- EXERCISE REQUIREMENTS -
Return every line in the records below that contains the string "item".

|---|

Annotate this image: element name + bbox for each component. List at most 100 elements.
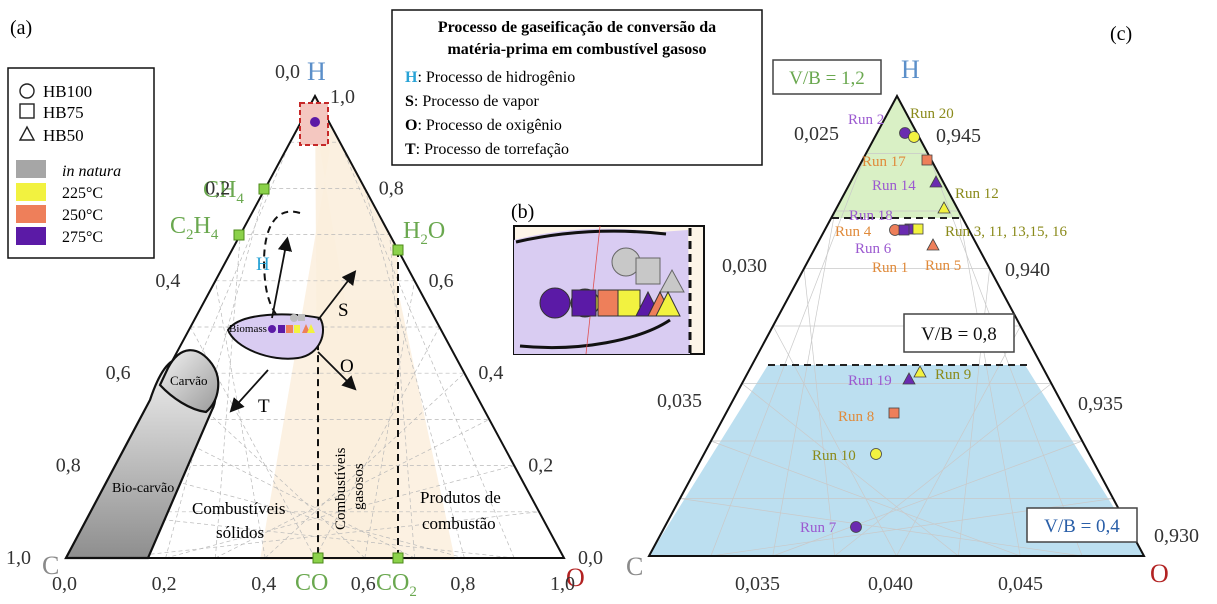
process-item-s: S: Processo de vapor — [405, 93, 539, 110]
solid-fuel-label-2: sólidos — [216, 523, 264, 542]
process-title-2: matéria-prima em combustível gasoso — [447, 41, 706, 58]
grid-line — [364, 280, 415, 559]
co2-marker — [392, 552, 404, 564]
grid-line — [927, 153, 1083, 557]
run-marker-circle — [870, 448, 882, 460]
run-marker-square — [912, 223, 924, 235]
marker-circle — [290, 314, 298, 322]
ternary-grid-c — [679, 153, 1114, 557]
grid-line — [115, 142, 291, 559]
bottom-tick-a: 1,0 — [550, 573, 575, 595]
run-label: Run 18 — [849, 208, 893, 224]
run-label: Run 9 — [935, 367, 971, 383]
arrow-s — [317, 270, 357, 321]
zone-label-box-mid — [903, 313, 1015, 353]
process-box: Processo de gaseificação de conversão da… — [391, 9, 763, 166]
run-marker-triangle — [937, 201, 951, 214]
legend-innatura: in natura — [62, 163, 121, 180]
arrow-o-label: O — [340, 356, 354, 377]
circle-icon — [19, 83, 35, 99]
panel-b: (b) — [511, 201, 705, 355]
run-label: Run 8 — [838, 409, 874, 425]
run-marker-square — [898, 224, 910, 236]
zone-label-high: V/B = 1,2 — [789, 68, 865, 89]
inset-triangle-gray — [659, 268, 685, 293]
left-tick-2: 0,030 — [722, 255, 767, 277]
run-label: Run 1 — [872, 260, 908, 276]
run-label: Run 14 — [872, 178, 916, 194]
co-label: CO — [295, 570, 328, 596]
grid-line — [679, 498, 1083, 557]
vertex-h-c: H — [901, 55, 920, 84]
run-label: Run 4 — [835, 224, 872, 240]
run-marker-triangle — [926, 238, 940, 251]
co-marker — [312, 552, 324, 564]
legend-hb50: HB50 — [43, 126, 84, 145]
panel-label-b: (b) — [511, 201, 534, 223]
process-box-frame — [391, 9, 763, 166]
run-label: Run 19 — [848, 373, 892, 389]
panel-c: (c) V/B = 1,2 V/B = 0,8 V/B = 0,4 H C O … — [626, 23, 1199, 595]
bottom-tick-2: 0,040 — [868, 573, 913, 595]
grid-line — [264, 372, 465, 559]
marker-square — [294, 325, 300, 333]
swatch-250 — [16, 205, 46, 223]
zone-label-low: V/B = 0,4 — [1044, 516, 1120, 537]
ternary-triangle-c — [647, 93, 1146, 557]
run-marker-triangle — [902, 372, 916, 385]
right-tick-a: 0,0 — [578, 547, 603, 569]
vertex-h-a: H — [307, 57, 326, 86]
biomass-label: Biomass — [229, 323, 267, 335]
top-zero-a: 0,0 — [275, 61, 300, 83]
run-marker-circle — [908, 131, 920, 143]
right-tick-a: 0,4 — [478, 362, 503, 384]
c2h4-label: C2H4 — [170, 213, 219, 243]
arrow-t — [229, 369, 269, 413]
inset-square-275 — [571, 289, 597, 317]
solid-fuel-label-1: Combustíveis — [192, 499, 286, 518]
panel-label-c: (c) — [1110, 23, 1132, 45]
panel-label-a: (a) — [10, 17, 32, 39]
legend-hb75: HB75 — [43, 103, 84, 122]
run-label: Run 10 — [812, 448, 856, 464]
inset-circle-275 — [539, 287, 571, 319]
grid-line — [90, 511, 515, 559]
legend-250: 250°C — [62, 207, 103, 224]
inset-square-225 — [617, 289, 641, 317]
run-label: Run 3, 11, 13,15, 16 — [945, 224, 1067, 240]
right-tick-a: 0,6 — [429, 270, 454, 292]
bottom-tick-1: 0,035 — [735, 573, 780, 595]
combustion-label-1: Produtos de — [420, 488, 501, 507]
vertex-c-c: C — [626, 552, 643, 581]
biocarvao-label: Bio-carvão — [112, 481, 174, 496]
legend-275: 275°C — [62, 229, 103, 246]
run-marker-triangle — [913, 365, 927, 378]
vertex-c-a: C — [42, 551, 59, 580]
grid-line — [958, 210, 1021, 557]
process-item-t: T: Processo de torrefação — [405, 141, 569, 158]
arrow-t-label: T — [258, 396, 270, 417]
process-item-o: O: Processo de oxigênio — [405, 117, 562, 134]
vertex-o-c: O — [1150, 559, 1169, 588]
gas-fuel-label-1: Combustíveis — [333, 447, 349, 530]
run-marker-triangle — [929, 175, 943, 188]
inset-triangle-225 — [655, 290, 681, 317]
left-tick-3: 0,035 — [657, 390, 702, 412]
carvao-region — [158, 349, 220, 414]
run-marker-circle — [850, 521, 862, 533]
left-tick-a: 0,2 — [205, 177, 230, 199]
zone-low — [649, 365, 1144, 556]
arrow-o — [317, 351, 357, 391]
marker-circle — [268, 325, 276, 333]
grid-line — [389, 234, 415, 559]
grid-line — [314, 326, 440, 559]
process-item-h: H: Processo de hidrogênio — [405, 69, 575, 86]
biomass-region — [226, 313, 325, 360]
run-label: Run 2 — [848, 112, 884, 128]
run-label: Run 6 — [855, 241, 892, 257]
marker-square — [278, 325, 285, 333]
right-tick-4: 0,930 — [1154, 525, 1199, 547]
grid-line — [364, 188, 465, 559]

|---|

- TASK RESPONSE -
process-item-s: S: Processo de vapor — [405, 93, 539, 110]
process-item-t: T: Processo de torrefação — [405, 141, 569, 158]
process-item-o: O: Processo de oxigênio — [405, 117, 562, 134]
process-item-h: H: Processo de hidrogênio — [405, 69, 575, 86]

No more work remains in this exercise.